**OBJECTIVE**
Take each line containing the word "dashboard" and copy it.

--- BEGIN RECORDS FOR THIS EXERCISE ---

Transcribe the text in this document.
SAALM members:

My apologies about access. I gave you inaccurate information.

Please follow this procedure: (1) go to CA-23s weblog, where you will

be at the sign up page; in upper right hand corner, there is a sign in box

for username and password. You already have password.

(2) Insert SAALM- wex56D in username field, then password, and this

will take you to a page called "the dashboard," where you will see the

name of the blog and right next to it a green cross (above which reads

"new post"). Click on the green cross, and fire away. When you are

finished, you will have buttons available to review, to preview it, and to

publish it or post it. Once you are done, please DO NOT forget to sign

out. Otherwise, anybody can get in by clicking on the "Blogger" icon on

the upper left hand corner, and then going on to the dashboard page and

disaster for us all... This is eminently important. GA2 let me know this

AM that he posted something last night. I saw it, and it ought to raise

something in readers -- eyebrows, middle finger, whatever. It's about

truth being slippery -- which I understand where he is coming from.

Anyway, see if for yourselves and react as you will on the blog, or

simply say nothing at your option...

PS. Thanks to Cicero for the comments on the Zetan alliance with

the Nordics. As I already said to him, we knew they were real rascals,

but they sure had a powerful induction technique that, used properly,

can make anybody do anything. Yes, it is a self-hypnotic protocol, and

--- END RECORDS FOR THIS EXERCISE ---

**FULL OUTPUT**
will take you to a page called "the dashboard," where you will see the
the upper left hand corner, and then going on to the dashboard page and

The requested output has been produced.